## [Figure dataset records]
______________________________

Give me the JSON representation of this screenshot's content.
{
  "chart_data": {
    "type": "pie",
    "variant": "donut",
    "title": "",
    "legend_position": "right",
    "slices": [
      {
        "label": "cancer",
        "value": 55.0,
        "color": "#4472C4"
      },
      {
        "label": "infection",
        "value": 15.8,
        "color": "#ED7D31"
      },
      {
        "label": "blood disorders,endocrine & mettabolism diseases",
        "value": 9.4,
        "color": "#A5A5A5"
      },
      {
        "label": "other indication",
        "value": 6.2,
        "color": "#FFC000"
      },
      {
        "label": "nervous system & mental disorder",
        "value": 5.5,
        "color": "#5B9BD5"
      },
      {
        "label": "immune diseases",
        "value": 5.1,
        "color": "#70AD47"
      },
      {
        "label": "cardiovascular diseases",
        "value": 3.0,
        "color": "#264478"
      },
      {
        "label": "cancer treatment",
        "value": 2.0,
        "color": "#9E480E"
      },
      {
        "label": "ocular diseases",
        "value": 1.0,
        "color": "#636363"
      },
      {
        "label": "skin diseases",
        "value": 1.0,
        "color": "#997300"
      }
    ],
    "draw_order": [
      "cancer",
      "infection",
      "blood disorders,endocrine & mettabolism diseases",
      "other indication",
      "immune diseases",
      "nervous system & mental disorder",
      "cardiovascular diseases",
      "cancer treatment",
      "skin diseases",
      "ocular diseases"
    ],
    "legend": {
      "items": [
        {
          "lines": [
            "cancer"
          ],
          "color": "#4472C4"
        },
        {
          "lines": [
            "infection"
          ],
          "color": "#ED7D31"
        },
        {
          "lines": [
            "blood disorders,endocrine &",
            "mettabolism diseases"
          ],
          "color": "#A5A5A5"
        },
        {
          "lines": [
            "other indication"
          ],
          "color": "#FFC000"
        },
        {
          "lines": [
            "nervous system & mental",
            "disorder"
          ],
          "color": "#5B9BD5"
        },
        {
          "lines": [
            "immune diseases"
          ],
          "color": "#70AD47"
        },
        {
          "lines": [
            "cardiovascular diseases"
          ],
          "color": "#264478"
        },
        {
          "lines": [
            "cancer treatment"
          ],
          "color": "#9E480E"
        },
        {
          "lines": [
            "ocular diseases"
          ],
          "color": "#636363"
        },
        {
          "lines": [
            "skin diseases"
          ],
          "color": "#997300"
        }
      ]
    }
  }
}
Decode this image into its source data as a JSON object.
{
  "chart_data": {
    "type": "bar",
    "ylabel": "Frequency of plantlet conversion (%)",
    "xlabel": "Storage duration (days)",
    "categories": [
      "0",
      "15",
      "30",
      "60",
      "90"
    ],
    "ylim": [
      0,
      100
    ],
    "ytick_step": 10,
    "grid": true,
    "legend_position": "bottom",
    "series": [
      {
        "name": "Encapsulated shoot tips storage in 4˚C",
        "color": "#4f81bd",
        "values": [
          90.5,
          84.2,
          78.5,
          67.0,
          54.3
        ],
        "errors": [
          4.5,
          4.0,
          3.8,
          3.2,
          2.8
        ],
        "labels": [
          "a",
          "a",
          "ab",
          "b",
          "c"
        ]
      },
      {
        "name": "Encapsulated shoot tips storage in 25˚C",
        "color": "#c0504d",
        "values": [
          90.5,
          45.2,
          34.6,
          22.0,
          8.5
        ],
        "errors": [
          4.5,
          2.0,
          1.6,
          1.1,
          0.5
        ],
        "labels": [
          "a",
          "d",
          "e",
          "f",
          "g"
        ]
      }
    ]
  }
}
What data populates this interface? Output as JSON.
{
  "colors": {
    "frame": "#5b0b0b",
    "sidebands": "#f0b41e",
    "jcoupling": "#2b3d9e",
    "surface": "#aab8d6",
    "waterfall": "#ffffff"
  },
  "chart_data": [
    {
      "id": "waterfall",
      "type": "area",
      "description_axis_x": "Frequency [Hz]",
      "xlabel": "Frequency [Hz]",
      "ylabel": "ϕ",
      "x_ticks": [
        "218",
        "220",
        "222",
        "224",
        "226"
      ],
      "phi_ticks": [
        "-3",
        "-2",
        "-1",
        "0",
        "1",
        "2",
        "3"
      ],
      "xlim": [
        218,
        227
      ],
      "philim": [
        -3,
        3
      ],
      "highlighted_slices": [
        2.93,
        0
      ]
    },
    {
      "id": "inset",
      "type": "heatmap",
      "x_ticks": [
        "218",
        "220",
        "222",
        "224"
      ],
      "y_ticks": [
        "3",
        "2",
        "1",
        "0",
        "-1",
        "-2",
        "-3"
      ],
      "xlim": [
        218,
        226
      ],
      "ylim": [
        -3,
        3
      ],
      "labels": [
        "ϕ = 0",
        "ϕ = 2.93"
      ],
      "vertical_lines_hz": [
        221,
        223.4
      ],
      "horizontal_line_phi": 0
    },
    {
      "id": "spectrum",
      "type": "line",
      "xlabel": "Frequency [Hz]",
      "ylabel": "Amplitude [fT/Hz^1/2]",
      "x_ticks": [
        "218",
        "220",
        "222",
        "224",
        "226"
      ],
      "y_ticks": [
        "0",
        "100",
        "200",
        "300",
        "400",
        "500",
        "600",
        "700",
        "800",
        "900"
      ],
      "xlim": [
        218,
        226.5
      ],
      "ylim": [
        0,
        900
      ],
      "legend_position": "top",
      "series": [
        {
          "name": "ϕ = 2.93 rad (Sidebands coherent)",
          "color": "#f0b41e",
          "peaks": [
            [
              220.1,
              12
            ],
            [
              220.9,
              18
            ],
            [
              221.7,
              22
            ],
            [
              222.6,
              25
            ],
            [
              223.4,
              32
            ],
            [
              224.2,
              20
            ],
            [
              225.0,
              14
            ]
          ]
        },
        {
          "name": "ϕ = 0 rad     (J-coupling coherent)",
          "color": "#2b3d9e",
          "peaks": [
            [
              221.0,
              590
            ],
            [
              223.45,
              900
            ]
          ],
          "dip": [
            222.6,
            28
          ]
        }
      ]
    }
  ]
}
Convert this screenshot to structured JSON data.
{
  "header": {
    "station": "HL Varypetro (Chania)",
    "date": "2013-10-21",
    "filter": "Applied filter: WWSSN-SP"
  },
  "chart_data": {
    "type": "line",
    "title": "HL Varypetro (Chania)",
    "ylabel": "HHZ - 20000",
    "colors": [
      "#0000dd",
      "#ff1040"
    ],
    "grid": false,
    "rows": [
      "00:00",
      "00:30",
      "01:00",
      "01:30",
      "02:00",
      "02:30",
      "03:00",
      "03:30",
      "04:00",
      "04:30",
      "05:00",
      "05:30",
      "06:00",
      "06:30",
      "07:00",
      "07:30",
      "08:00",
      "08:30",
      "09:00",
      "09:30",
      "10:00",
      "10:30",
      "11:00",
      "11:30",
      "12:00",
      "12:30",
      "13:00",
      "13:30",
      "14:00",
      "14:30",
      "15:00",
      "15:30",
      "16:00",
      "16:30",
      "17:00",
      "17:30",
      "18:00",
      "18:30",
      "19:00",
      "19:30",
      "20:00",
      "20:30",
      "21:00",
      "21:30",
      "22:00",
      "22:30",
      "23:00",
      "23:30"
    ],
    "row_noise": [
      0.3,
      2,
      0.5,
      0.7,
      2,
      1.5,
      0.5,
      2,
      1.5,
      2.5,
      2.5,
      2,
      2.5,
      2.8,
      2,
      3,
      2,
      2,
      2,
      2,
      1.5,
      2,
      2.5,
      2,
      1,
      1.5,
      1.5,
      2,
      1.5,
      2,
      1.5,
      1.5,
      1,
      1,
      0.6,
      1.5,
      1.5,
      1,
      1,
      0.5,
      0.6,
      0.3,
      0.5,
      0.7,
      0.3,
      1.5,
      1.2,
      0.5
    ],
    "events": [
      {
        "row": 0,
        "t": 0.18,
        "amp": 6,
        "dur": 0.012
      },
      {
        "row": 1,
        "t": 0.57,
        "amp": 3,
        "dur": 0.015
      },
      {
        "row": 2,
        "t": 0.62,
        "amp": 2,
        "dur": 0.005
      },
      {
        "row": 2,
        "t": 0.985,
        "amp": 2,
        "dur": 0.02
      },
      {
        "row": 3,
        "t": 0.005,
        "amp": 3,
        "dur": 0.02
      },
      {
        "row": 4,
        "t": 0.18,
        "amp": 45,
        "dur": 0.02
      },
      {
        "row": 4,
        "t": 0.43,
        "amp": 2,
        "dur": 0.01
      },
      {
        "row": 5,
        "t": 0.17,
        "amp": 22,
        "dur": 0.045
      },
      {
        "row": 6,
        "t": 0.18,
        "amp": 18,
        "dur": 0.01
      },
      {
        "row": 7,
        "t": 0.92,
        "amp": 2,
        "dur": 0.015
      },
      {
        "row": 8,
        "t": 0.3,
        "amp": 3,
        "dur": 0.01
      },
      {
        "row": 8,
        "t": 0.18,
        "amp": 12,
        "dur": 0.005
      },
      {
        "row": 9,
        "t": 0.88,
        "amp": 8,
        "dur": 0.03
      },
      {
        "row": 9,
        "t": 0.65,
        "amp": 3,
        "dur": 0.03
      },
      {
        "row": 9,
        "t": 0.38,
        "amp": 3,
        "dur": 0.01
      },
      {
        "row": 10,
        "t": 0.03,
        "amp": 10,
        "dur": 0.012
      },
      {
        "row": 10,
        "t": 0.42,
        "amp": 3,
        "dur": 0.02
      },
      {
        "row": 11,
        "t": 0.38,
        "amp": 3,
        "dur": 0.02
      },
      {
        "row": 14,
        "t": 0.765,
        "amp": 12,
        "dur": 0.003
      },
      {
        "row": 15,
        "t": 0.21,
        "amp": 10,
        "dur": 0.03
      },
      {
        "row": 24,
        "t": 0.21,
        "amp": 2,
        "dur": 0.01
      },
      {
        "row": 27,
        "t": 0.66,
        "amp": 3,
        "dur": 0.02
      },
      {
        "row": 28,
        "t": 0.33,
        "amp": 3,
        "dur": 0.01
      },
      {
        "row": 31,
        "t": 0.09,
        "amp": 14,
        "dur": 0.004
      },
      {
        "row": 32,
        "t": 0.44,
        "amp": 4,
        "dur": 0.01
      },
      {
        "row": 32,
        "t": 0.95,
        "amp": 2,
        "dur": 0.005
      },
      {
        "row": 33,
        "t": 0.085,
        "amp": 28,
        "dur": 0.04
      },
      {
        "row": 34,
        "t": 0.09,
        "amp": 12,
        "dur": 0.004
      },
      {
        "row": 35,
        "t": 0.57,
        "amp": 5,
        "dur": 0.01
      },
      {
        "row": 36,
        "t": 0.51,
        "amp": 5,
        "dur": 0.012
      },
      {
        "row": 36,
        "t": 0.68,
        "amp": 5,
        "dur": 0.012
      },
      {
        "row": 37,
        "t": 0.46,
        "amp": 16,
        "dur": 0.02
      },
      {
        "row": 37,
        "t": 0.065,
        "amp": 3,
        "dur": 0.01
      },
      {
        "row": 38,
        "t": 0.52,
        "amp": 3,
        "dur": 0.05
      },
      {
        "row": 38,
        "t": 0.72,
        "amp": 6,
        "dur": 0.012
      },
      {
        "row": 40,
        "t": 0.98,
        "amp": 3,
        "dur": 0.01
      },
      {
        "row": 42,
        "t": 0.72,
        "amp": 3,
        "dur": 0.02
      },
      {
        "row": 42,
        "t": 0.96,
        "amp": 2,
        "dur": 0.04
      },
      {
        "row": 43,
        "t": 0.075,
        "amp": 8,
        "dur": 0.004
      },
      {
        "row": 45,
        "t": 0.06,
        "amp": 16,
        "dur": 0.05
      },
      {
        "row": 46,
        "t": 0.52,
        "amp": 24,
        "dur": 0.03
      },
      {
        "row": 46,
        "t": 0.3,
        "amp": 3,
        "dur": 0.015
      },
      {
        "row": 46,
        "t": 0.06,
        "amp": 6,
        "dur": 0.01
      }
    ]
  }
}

______________________________

## [DIRECTIVE]
From the entries, report each line that includes the word "Chania".

## [THE OUTPUT]
    "station": "HL Varypetro (Chania)",
    "title": "HL Varypetro (Chania)",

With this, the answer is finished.